**Task prompt**
Quote the lines from the one containing "hotline-cell: 011-3777363 [368,501,469,525]" through the one containing "office-cell: Seberang Perai Tengah", both included, with no changes.
#### Provided entries
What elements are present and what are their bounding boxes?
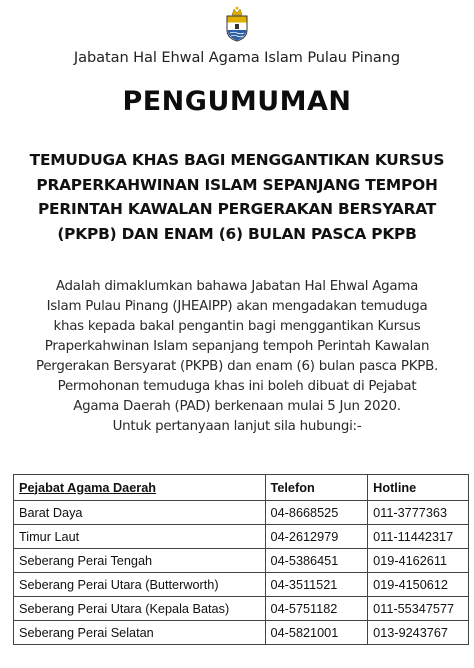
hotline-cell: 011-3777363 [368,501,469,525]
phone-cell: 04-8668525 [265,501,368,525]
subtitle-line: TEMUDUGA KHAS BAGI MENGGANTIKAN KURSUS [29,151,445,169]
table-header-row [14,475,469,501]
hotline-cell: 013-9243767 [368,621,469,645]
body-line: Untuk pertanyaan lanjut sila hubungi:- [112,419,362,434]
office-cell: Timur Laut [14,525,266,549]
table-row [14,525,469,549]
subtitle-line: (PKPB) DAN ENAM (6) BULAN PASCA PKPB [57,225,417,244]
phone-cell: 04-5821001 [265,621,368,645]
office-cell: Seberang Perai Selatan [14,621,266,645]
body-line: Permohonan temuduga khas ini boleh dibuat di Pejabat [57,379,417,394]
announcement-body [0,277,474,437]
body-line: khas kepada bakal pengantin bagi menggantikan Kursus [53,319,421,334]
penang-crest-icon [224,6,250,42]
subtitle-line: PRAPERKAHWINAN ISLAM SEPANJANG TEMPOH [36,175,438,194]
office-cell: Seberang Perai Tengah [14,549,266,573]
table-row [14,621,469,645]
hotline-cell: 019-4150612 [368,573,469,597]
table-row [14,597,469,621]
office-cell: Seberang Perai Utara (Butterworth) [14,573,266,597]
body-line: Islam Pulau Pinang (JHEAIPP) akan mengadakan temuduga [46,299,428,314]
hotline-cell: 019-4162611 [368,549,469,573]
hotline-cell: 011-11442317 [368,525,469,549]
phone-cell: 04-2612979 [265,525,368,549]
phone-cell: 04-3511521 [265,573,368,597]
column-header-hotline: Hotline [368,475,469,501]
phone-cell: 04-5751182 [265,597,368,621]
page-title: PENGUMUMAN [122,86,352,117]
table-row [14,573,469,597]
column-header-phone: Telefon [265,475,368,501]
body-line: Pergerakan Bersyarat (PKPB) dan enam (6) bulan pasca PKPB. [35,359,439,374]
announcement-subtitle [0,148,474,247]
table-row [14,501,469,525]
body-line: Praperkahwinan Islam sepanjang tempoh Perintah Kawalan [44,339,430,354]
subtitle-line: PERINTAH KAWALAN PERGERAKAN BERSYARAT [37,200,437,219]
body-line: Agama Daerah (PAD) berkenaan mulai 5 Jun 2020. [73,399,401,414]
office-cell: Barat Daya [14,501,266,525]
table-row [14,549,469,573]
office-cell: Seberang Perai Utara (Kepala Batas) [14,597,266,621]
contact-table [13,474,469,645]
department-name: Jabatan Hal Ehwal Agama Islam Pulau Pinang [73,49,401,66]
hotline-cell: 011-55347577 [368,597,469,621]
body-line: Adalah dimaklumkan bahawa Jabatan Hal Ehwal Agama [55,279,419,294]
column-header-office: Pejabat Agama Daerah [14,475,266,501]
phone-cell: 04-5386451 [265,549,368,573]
########
#### Provided entries
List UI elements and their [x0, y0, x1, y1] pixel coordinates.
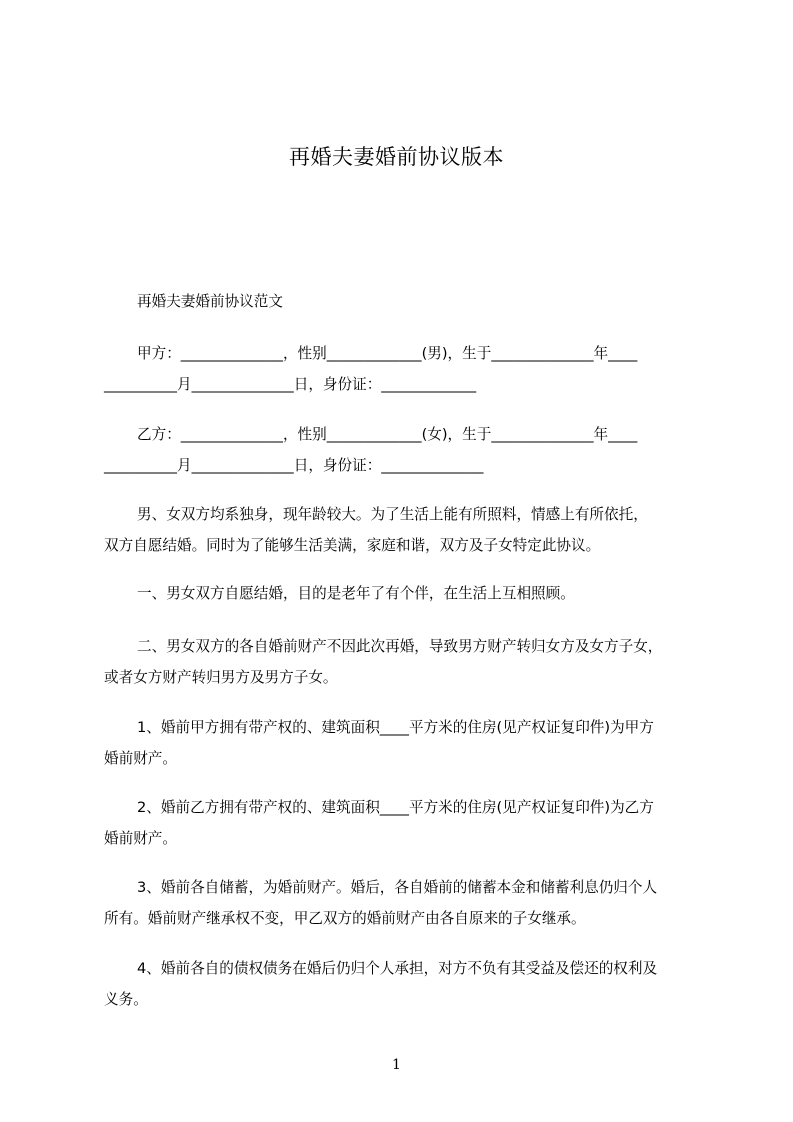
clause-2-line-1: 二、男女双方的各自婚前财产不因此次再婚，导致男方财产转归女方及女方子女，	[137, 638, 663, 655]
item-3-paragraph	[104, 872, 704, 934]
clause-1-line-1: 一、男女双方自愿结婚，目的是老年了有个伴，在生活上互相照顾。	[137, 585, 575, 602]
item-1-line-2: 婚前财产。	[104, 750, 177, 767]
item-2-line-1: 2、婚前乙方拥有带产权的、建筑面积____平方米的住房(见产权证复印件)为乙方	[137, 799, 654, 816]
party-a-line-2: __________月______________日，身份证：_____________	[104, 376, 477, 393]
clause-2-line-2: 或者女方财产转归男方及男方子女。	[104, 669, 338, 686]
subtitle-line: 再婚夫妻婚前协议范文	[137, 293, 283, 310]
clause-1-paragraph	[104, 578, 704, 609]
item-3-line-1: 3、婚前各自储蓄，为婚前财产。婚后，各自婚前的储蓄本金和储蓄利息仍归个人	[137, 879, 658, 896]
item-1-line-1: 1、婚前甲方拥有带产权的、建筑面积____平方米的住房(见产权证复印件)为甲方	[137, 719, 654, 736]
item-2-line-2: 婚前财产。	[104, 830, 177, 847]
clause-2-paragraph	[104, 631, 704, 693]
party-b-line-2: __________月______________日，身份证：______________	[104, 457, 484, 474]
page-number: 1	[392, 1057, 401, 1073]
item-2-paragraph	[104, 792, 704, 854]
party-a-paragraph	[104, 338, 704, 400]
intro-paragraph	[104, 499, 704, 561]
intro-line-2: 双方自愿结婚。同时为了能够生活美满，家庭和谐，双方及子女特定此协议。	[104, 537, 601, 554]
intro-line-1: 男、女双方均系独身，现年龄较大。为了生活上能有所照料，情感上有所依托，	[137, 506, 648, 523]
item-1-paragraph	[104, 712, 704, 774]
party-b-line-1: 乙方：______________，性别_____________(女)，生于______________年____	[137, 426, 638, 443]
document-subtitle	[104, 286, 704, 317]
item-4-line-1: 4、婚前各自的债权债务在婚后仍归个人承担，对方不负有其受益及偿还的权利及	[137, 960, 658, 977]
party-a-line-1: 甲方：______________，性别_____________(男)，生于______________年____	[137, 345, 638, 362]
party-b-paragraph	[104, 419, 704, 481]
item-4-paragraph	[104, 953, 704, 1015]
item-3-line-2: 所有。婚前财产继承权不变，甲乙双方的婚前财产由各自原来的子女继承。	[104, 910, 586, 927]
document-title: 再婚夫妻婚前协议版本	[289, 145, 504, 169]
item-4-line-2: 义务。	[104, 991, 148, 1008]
########
#### Provided entries
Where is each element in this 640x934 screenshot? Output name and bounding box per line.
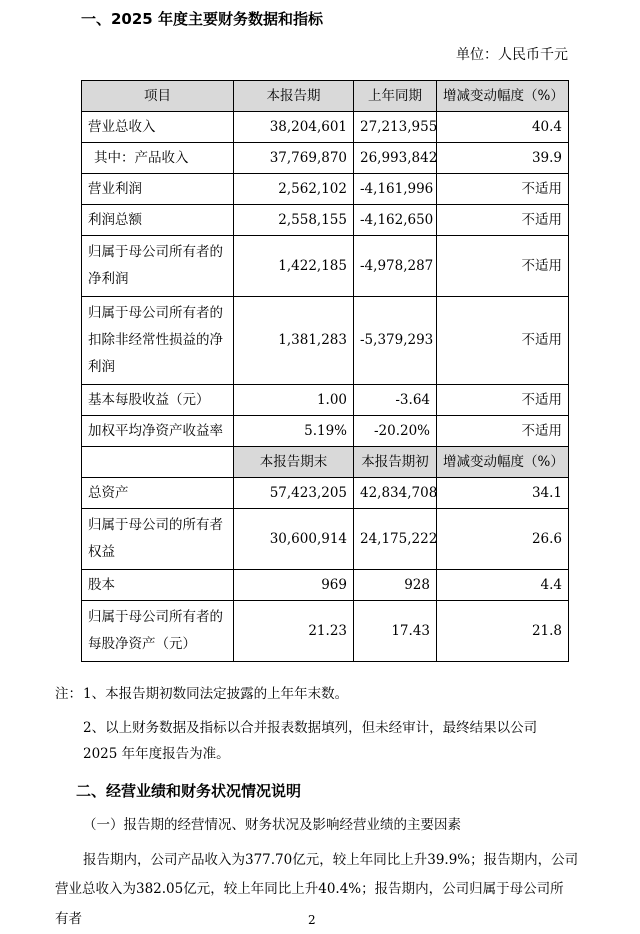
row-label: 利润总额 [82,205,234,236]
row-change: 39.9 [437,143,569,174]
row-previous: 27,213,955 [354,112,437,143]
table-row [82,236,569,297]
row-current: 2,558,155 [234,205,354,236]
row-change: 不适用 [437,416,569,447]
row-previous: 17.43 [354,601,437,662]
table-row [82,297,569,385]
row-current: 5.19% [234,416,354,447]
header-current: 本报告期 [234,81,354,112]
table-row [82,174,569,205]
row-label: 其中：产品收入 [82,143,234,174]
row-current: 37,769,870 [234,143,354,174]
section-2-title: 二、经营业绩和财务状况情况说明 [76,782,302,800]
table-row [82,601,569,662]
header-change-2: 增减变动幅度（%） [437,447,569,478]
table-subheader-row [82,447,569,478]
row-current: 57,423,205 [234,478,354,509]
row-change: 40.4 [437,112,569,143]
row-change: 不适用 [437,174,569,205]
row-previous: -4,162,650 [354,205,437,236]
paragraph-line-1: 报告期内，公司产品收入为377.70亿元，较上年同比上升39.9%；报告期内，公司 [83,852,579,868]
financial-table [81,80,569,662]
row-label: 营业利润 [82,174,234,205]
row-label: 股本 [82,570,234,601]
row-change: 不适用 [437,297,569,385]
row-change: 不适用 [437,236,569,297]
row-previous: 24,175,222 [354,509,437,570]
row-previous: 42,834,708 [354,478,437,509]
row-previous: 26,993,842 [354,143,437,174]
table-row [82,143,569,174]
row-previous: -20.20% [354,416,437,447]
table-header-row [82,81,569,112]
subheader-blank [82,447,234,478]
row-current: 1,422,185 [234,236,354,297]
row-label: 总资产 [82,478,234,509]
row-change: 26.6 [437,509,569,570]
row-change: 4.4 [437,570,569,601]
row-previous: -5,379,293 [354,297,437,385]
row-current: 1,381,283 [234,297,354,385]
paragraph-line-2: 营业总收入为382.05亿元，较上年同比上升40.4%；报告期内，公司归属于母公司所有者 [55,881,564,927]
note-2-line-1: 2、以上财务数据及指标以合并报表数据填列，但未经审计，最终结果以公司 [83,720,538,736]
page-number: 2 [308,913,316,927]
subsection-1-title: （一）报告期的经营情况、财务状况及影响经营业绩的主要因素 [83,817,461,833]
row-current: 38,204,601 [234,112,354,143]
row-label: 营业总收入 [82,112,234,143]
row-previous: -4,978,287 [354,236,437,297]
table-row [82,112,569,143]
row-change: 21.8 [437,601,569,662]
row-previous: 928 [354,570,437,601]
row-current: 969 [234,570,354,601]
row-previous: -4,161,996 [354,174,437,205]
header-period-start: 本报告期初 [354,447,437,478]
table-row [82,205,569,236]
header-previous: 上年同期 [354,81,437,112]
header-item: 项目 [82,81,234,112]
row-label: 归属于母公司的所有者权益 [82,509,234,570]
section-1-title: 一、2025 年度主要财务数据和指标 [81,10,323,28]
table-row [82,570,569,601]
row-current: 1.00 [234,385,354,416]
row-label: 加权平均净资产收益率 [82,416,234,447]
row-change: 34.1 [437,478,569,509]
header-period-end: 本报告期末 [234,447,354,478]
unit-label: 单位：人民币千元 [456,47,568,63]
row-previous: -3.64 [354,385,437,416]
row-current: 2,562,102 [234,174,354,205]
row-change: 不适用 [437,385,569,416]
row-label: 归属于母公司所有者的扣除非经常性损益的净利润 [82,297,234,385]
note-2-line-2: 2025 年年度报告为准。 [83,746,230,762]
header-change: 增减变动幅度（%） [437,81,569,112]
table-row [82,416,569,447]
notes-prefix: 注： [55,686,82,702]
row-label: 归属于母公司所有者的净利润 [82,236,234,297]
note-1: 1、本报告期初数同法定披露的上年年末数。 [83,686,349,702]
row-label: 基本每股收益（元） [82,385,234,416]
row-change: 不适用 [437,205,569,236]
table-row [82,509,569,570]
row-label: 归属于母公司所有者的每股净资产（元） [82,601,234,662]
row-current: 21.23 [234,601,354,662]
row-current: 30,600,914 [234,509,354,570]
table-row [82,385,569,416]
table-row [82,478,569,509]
########
**Final result**
hotline-cell: 011-3777363 [368,501,469,525]
phone-cell: 04-8668525 [265,501,368,525]
subtitle-line: TEMUDUGA KHAS BAGI MENGGANTIKAN KURSUS [29,151,445,169]
table-header-row [14,475,469,501]
hotline-cell: 013-9243767 [368,621,469,645]
body-line: Untuk pertanyaan lanjut sila hubungi:- [112,419,362,434]
office-cell: Timur Laut [14,525,266,549]
table-row [14,525,469,549]
subtitle-line: (PKPB) DAN ENAM (6) BULAN PASCA PKPB [57,225,417,244]
phone-cell: 04-5821001 [265,621,368,645]
office-cell: Seberang Perai Selatan [14,621,266,645]
body-line: Permohonan temuduga khas ini boleh dibuat di Pejabat [57,379,417,394]
announcement-body [0,277,474,437]
body-line: khas kepada bakal pengantin bagi menggantikan Kursus [53,319,421,334]
penang-crest-icon [224,6,250,42]
subtitle-line: PRAPERKAHWINAN ISLAM SEPANJANG TEMPOH [36,175,438,194]
office-cell: Seberang Perai Tengah [14,549,266,573]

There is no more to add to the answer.